## Work to do
Show each line of the entries below that contains the string "energized". Case counts.

***

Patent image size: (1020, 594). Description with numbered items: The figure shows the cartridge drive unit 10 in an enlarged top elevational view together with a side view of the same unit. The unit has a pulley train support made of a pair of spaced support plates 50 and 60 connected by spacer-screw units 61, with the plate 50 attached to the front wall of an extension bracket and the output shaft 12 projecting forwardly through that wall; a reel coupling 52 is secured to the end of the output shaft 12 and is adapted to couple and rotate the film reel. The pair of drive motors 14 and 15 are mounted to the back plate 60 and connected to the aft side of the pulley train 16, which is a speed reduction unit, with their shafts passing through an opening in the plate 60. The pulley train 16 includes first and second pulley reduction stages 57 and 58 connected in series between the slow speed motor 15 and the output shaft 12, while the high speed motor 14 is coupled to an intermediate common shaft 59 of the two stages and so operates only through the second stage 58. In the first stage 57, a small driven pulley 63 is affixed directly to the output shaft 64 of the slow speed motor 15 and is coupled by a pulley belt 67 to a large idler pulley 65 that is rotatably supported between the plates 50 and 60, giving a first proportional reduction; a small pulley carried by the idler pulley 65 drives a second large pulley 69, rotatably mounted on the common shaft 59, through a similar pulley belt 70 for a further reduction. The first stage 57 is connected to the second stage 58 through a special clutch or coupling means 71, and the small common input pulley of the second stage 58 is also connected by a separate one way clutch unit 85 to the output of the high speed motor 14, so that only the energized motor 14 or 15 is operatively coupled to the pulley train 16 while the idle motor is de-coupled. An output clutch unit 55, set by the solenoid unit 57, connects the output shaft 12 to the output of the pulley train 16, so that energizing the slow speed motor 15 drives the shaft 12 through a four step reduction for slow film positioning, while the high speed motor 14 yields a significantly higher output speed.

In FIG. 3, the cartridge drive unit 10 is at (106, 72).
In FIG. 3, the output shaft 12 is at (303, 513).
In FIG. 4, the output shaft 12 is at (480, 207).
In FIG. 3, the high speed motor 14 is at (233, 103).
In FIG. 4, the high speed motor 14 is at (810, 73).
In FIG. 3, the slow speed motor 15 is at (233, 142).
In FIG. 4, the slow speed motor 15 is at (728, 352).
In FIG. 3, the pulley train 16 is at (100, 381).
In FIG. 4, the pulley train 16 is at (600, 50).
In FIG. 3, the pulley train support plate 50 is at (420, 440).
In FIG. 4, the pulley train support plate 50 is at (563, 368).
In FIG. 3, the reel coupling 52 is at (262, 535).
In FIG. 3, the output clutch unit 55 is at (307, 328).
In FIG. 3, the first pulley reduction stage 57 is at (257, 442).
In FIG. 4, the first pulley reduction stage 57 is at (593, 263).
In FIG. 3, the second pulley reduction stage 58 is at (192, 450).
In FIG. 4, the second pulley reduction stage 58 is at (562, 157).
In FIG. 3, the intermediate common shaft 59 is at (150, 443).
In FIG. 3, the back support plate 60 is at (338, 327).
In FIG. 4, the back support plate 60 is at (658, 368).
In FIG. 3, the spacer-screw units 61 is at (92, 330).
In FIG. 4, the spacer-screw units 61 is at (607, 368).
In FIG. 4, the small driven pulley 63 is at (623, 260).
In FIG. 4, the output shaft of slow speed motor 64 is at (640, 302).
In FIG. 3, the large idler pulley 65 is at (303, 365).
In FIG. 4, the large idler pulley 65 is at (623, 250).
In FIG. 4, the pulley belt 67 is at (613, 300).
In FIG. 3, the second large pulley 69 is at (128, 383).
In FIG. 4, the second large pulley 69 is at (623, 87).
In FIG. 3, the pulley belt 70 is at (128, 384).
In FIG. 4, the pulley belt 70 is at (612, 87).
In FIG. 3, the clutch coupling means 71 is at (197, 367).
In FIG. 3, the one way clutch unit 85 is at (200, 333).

***

## Response to this task
Patent image size: (1020, 594). Description with numbered items: The figure shows the cartridge drive unit 10 in an enlarged top elevational view together with a side view of the same unit. The unit has a pulley train support made of a pair of spaced support plates 50 and 60 connected by spacer-screw units 61, with the plate 50 attached to the front wall of an extension bracket and the output shaft 12 projecting forwardly through that wall; a reel coupling 52 is secured to the end of the output shaft 12 and is adapted to couple and rotate the film reel. The pair of drive motors 14 and 15 are mounted to the back plate 60 and connected to the aft side of the pulley train 16, which is a speed reduction unit, with their shafts passing through an opening in the plate 60. The pulley train 16 includes first and second pulley reduction stages 57 and 58 connected in series between the slow speed motor 15 and the output shaft 12, while the high speed motor 14 is coupled to an intermediate common shaft 59 of the two stages and so operates only through the second stage 58. In the first stage 57, a small driven pulley 63 is affixed directly to the output shaft 64 of the slow speed motor 15 and is coupled by a pulley belt 67 to a large idler pulley 65 that is rotatably supported between the plates 50 and 60, giving a first proportional reduction; a small pulley carried by the idler pulley 65 drives a second large pulley 69, rotatably mounted on the common shaft 59, through a similar pulley belt 70 for a further reduction. The first stage 57 is connected to the second stage 58 through a special clutch or coupling means 71, and the small common input pulley of the second stage 58 is also connected by a separate one way clutch unit 85 to the output of the high speed motor 14, so that only the energized motor 14 or 15 is operatively coupled to the pulley train 16 while the idle motor is de-coupled. An output clutch unit 55, set by the solenoid unit 57, connects the output shaft 12 to the output of the pulley train 16, so that energizing the slow speed motor 15 drives the shaft 12 through a four step reduction for slow film positioning, while the high speed motor 14 yields a significantly higher output speed.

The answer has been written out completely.